(Set exercise a) Convert the data entries further down into a numbered list with no blank lines. Begin at the line that has "candle-body bbox=[542, 156, 546, 158]" and stop after the line that has "x-tick-label: 4 Nov".

(Document excerpt)
Stamatis Spanoudakis - Σταμάτης Σπανουδάκης (born 11 December 1948 in Athens, Greece) is a modern Greek classical composer. Early on he studied classical guitar. He went through a rock music phase, but then continued classical studies at the Würzburg State Conservatory with Bertold Hummel and later in Athens with Konstantinos Kydoniatis. Later on he studied Byzantine music.

Biography

Stamatis Spanoudakis was born in Athens Greece, he is from an old aristocratic Greek family. Very early on he began to occupy himself with music.

He first studied Classical music ( guitar and theory ). He later played bass guitar and keyboards in a number of bands, in the sixties and the seventies, in Athens, Paris and London where he lived and recorded his first albums.

He later returned to Classical music and resumed his studies of composition, first in Wurzburg Germany with professor Bertold Hummel and then in Athens with professor Konstantinos Kydoniatis.

He was then attracted to his third love - Byzantine music, which led him to Greek songwriting and instrumental music.

(Set exercise b) Reproduce word for word the part of the Spanoudakis biography above that begins at the words "Stamatis Spanoudakis - Σταμάτης" and stops after "his first albums.".

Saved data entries
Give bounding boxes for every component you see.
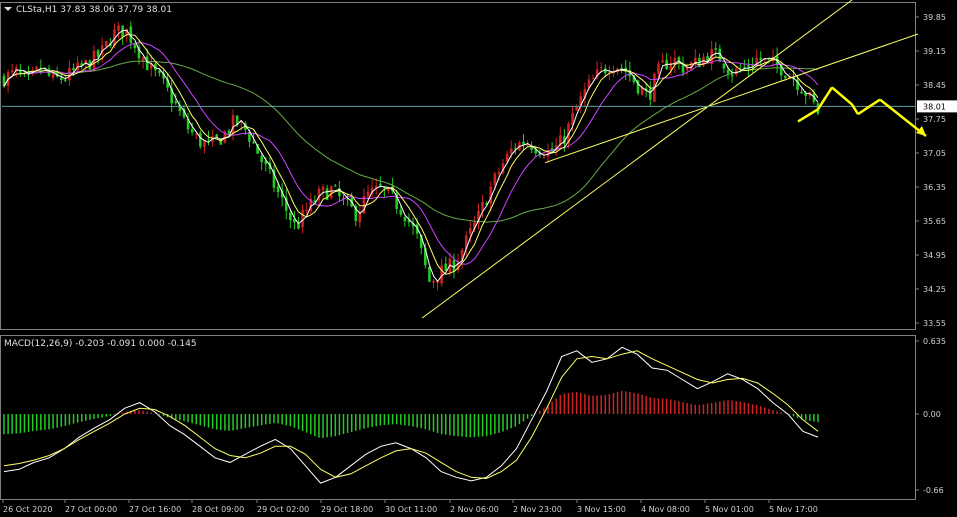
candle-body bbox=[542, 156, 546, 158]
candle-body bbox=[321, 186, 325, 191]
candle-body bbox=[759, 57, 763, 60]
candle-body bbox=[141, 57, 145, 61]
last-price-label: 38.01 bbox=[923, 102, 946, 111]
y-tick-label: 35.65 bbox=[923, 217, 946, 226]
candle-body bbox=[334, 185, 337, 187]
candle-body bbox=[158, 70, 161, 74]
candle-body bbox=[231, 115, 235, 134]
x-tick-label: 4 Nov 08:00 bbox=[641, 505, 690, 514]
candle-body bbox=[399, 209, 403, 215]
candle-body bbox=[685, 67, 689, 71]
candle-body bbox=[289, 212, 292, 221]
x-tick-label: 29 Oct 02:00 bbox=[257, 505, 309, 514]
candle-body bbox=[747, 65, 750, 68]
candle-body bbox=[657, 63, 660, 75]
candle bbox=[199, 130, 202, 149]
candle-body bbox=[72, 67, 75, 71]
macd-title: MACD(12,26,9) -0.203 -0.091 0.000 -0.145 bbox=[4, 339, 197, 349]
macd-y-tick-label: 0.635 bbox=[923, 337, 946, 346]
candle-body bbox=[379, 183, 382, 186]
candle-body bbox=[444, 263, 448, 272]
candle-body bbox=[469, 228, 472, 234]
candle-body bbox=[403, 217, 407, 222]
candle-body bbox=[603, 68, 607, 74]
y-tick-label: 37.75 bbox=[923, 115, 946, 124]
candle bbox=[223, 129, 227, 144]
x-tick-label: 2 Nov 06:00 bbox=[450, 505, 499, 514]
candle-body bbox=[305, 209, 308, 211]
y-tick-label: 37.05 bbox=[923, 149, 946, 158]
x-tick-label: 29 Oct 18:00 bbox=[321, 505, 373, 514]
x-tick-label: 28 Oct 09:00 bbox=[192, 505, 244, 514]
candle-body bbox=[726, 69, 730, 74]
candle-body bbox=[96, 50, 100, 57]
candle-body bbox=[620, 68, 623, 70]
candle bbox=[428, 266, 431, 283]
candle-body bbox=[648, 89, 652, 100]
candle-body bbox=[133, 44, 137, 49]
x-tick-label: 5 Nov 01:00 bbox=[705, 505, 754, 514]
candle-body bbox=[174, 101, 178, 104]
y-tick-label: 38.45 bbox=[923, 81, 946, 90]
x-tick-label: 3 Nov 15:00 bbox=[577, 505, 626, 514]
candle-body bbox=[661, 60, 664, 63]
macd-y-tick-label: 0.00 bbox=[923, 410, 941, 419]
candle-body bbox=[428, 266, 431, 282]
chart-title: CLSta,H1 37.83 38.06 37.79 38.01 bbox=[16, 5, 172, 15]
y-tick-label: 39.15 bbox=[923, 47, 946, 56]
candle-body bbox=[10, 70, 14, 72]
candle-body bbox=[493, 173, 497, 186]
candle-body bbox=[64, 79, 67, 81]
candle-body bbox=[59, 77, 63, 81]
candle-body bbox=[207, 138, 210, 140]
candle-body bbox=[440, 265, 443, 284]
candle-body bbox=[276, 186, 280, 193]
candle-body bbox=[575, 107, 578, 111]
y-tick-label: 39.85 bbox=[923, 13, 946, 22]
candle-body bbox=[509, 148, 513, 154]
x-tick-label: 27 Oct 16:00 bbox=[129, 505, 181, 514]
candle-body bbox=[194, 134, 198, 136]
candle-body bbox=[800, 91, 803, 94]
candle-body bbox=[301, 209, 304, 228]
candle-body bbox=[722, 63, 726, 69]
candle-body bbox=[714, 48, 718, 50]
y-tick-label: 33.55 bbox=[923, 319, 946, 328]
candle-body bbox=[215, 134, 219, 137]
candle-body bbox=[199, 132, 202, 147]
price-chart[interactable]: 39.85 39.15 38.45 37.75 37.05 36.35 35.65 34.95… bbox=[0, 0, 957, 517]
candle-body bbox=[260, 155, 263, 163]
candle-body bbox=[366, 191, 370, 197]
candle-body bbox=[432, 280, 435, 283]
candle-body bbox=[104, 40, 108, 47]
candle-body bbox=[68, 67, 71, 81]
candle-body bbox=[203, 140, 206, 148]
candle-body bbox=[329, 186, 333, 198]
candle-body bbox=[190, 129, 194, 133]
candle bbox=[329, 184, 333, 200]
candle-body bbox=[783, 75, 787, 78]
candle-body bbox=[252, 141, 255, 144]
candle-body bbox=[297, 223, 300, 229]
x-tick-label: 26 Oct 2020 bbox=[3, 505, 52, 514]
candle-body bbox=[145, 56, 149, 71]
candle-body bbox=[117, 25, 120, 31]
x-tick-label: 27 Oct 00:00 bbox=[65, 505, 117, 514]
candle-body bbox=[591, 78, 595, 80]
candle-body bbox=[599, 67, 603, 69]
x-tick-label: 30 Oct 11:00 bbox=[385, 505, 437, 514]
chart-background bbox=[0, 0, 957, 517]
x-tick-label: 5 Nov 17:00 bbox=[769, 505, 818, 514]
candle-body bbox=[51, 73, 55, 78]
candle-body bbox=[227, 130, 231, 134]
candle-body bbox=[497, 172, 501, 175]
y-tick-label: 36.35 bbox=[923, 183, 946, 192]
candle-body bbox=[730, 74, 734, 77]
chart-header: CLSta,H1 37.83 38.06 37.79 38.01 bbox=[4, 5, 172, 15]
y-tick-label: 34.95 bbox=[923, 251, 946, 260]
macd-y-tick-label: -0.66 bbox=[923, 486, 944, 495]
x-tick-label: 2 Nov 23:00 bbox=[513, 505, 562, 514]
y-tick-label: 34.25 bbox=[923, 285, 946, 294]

(Written reply a)
1. candle-body bbox=[542, 156, 546, 158]
2. candle-body bbox=[321, 186, 325, 191]
3. candle-body bbox=[759, 57, 763, 60]
4. candle-body bbox=[141, 57, 145, 61]
5. last-price-label: 38.01 bbox=[923, 102, 946, 111]
6. y-tick-label: 35.65 bbox=[923, 217, 946, 226]
7. candle-body bbox=[334, 185, 337, 187]
8. candle-body bbox=[158, 70, 161, 74]
9. candle-body bbox=[231, 115, 235, 134]
10. x-tick-label: 4 Nov 08:00 bbox=[641, 505, 690, 514]

(Written reply b)
Stamatis Spanoudakis - Σταμάτης Σπανουδάκης (born 11 December 1948 in Athens, Greece) is a modern Greek classical composer. Early on he studied classical guitar. He went through a rock music phase, but then continued classical studies at the Würzburg State Conservatory with Bertold Hummel and later in Athens with Konstantinos Kydoniatis. Later on he studied Byzantine music.

Biography

Stamatis Spanoudakis was born in Athens Greece, he is from an old aristocratic Greek family. Very early on he began to occupy himself with music.

He first studied Classical music ( guitar and theory ). He later played bass guitar and keyboards in a number of bands, in the sixties and the seventies, in Athens, Paris and London where he lived and recorded his first albums.